▸ **Task statement**:
Locate every line in the records that contains the string "icon" and copy each one. Case counts.

========================

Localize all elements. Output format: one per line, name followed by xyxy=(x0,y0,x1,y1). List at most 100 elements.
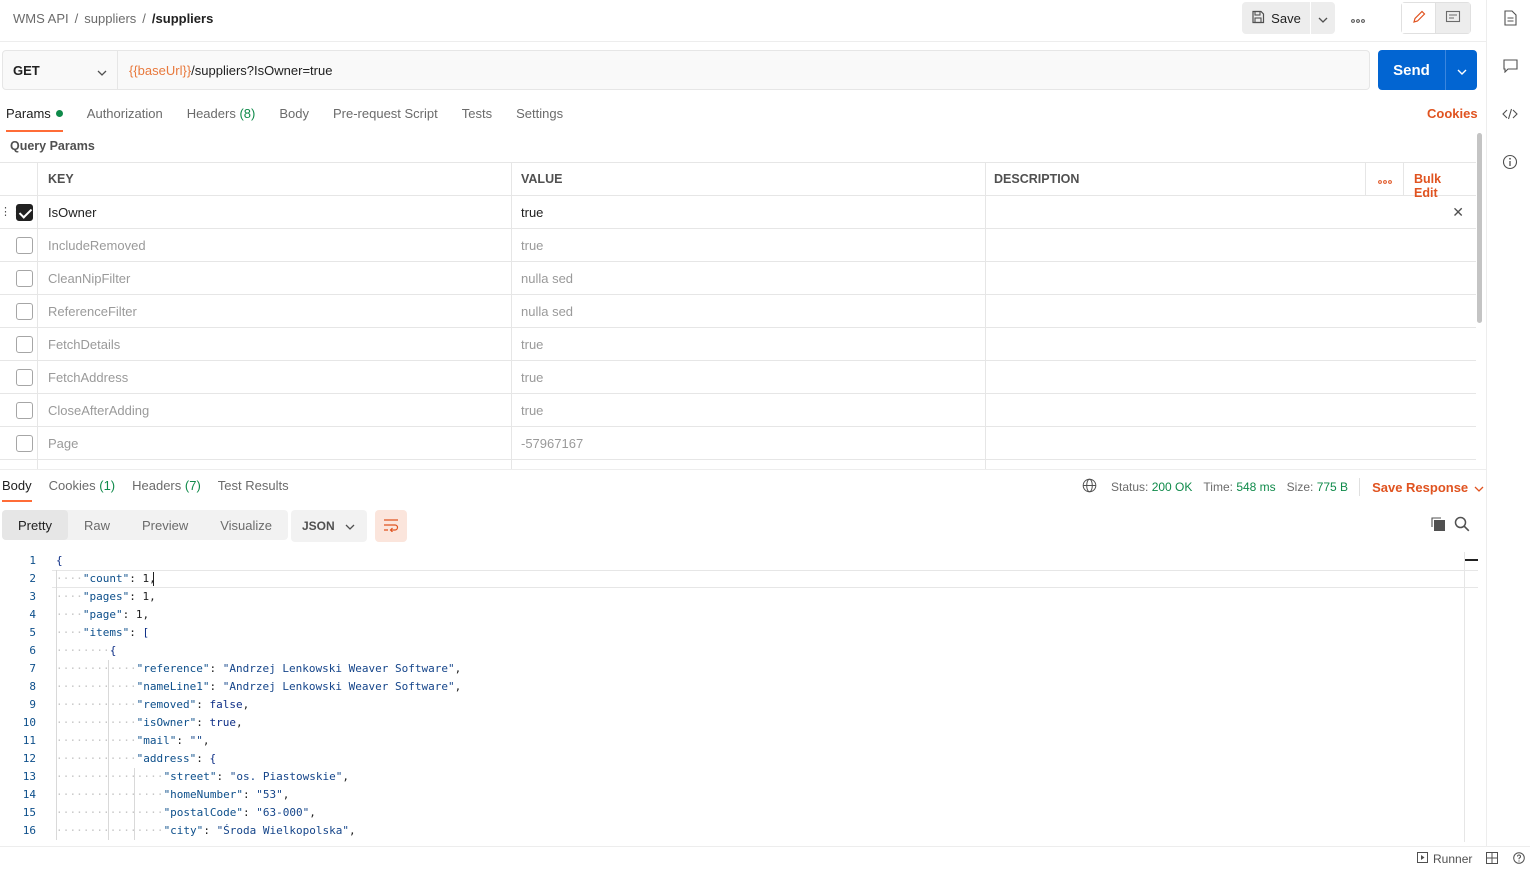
param-description-cell[interactable] xyxy=(986,328,1476,361)
param-description-cell[interactable] xyxy=(986,196,1476,229)
row-checkbox[interactable] xyxy=(16,204,33,221)
layout-icon[interactable] xyxy=(1486,852,1498,867)
param-key-cell[interactable]: CloseAfterAdding xyxy=(38,394,512,427)
param-value-cell[interactable]: true xyxy=(512,394,986,427)
param-key-cell[interactable]: IsOwner xyxy=(38,196,512,229)
tab-body[interactable]: Body xyxy=(279,106,309,130)
param-description-cell[interactable] xyxy=(986,394,1476,427)
breadcrumb: WMS API / suppliers //suppliers xyxy=(13,11,213,26)
save-button[interactable]: Save xyxy=(1242,2,1310,34)
code-token: "Środa Wielkopolska" xyxy=(216,824,350,837)
view-raw[interactable]: Raw xyxy=(68,510,126,540)
row-checkbox[interactable] xyxy=(16,336,33,353)
column-options-button[interactable] xyxy=(1365,163,1403,196)
send-button[interactable]: Send xyxy=(1378,50,1445,90)
copy-icon[interactable] xyxy=(1430,516,1446,535)
view-pretty[interactable]: Pretty xyxy=(2,510,68,540)
param-description-cell[interactable] xyxy=(986,262,1476,295)
response-time[interactable]: Time: 548 ms xyxy=(1203,480,1275,494)
param-key-cell[interactable]: IncludeRemoved xyxy=(38,229,512,262)
param-description-cell[interactable] xyxy=(986,295,1476,328)
params-scrollbar[interactable] xyxy=(1477,133,1482,323)
param-value-cell[interactable]: true xyxy=(512,328,986,361)
help-icon[interactable] xyxy=(1513,852,1525,867)
save-response-button[interactable]: Save Response xyxy=(1372,480,1484,495)
code-token: : xyxy=(209,662,223,675)
tab-params[interactable]: Params xyxy=(6,106,63,132)
row-checkbox[interactable] xyxy=(16,369,33,386)
http-method-select[interactable]: GET xyxy=(2,50,118,90)
tab-label: Test Results xyxy=(217,478,289,493)
row-checkbox[interactable] xyxy=(16,270,33,287)
tab-headers[interactable]: Headers (8) xyxy=(187,106,256,130)
code-icon[interactable] xyxy=(1501,105,1519,123)
line-number: 9 xyxy=(29,698,36,711)
param-description-cell[interactable] xyxy=(986,361,1476,394)
request-url-input[interactable]: {{baseUrl}}/suppliers?IsOwner=true xyxy=(118,50,1370,90)
breadcrumb-collection[interactable]: WMS API xyxy=(13,11,69,26)
param-value-cell[interactable]: true xyxy=(512,229,986,262)
tab-response-headers[interactable]: Headers (7) xyxy=(132,478,201,493)
param-key-cell[interactable]: Page xyxy=(38,427,512,460)
documentation-icon[interactable] xyxy=(1501,9,1519,27)
editor-overview-ruler[interactable] xyxy=(1464,552,1478,842)
param-description-cell[interactable] xyxy=(986,460,1476,469)
response-status[interactable]: Status: 200 OK xyxy=(1111,480,1192,494)
tab-tests[interactable]: Tests xyxy=(462,106,492,130)
param-key-cell[interactable]: FetchDetails xyxy=(38,328,512,361)
param-description-cell[interactable] xyxy=(986,427,1476,460)
param-key-cell[interactable] xyxy=(38,460,512,469)
tab-pre-request-script[interactable]: Pre-request Script xyxy=(333,106,438,130)
param-key-cell[interactable]: FetchAddress xyxy=(38,361,512,394)
tab-settings[interactable]: Settings xyxy=(516,106,563,130)
format-select[interactable]: JSON xyxy=(291,510,367,542)
param-value-cell[interactable]: true xyxy=(512,361,986,394)
documentation-mode-button[interactable] xyxy=(1436,3,1470,33)
breadcrumb-folder[interactable]: suppliers xyxy=(84,11,136,26)
response-size[interactable]: Size: 775 B xyxy=(1287,480,1348,494)
row-checkbox[interactable] xyxy=(16,237,33,254)
wrap-lines-button[interactable] xyxy=(375,510,407,542)
status-value: 200 OK xyxy=(1151,480,1193,494)
param-key-cell[interactable]: ReferenceFilter xyxy=(38,295,512,328)
tab-label: Body xyxy=(2,478,32,493)
code-token: true xyxy=(209,716,237,729)
runner-button[interactable]: Runner xyxy=(1417,852,1472,866)
globe-icon[interactable] xyxy=(1082,478,1097,496)
edit-mode-button[interactable] xyxy=(1402,3,1436,33)
param-description-cell[interactable] xyxy=(986,229,1476,262)
tab-response-cookies[interactable]: Cookies (1) xyxy=(49,478,115,493)
param-value-cell[interactable]: -57967167 xyxy=(512,427,986,460)
row-checkbox-cell: ⋮⋮ xyxy=(0,196,38,229)
row-checkbox[interactable] xyxy=(16,402,33,419)
row-checkbox-cell xyxy=(0,394,38,427)
indent-whitespace: ···· xyxy=(56,626,83,639)
param-value-cell[interactable]: nulla sed xyxy=(512,262,986,295)
save-options-button[interactable] xyxy=(1311,2,1335,34)
info-icon[interactable] xyxy=(1501,153,1519,171)
param-key-cell[interactable]: CleanNipFilter xyxy=(38,262,512,295)
row-checkbox[interactable] xyxy=(16,435,33,452)
line-number: 8 xyxy=(29,680,36,693)
tab-test-results[interactable]: Test Results xyxy=(218,478,289,493)
request-tabs: Params Authorization Headers (8) Body Pr… xyxy=(6,106,587,132)
cookies-link[interactable]: Cookies xyxy=(1427,106,1478,121)
breadcrumb-request[interactable]: /suppliers xyxy=(152,11,213,26)
code-token: : xyxy=(196,752,210,765)
send-options-button[interactable] xyxy=(1445,50,1477,90)
bulk-edit-button[interactable]: Bulk Edit xyxy=(1403,163,1476,200)
comments-icon[interactable] xyxy=(1501,57,1519,75)
response-body-editor[interactable]: 1{2····"count": 1,3····"pages": 1,4····"… xyxy=(0,552,1478,840)
param-value-cell[interactable]: true xyxy=(512,196,986,229)
view-visualize[interactable]: Visualize xyxy=(204,510,288,540)
more-actions-button[interactable] xyxy=(1343,5,1373,31)
tab-response-body[interactable]: Body xyxy=(2,478,32,502)
http-method-value: GET xyxy=(13,62,40,78)
param-value-cell[interactable] xyxy=(512,460,986,469)
param-value-cell[interactable]: nulla sed xyxy=(512,295,986,328)
search-icon[interactable] xyxy=(1454,516,1470,535)
view-preview[interactable]: Preview xyxy=(126,510,204,540)
row-checkbox[interactable] xyxy=(16,303,33,320)
tab-authorization[interactable]: Authorization xyxy=(87,106,163,130)
close-icon[interactable]: ✕ xyxy=(1452,204,1464,221)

========================

▸ **Output of the task**:
layout-icon[interactable] xyxy=(1486,852,1498,867)
copy-icon[interactable] xyxy=(1430,516,1446,535)
help-icon[interactable] xyxy=(1513,852,1525,867)
code-icon[interactable] xyxy=(1501,105,1519,123)
documentation-icon[interactable] xyxy=(1501,9,1519,27)
globe-icon[interactable] xyxy=(1082,478,1097,496)
info-icon[interactable] xyxy=(1501,153,1519,171)
comments-icon[interactable] xyxy=(1501,57,1519,75)
search-icon[interactable] xyxy=(1454,516,1470,535)
close-icon[interactable]: ✕ xyxy=(1452,204,1464,221)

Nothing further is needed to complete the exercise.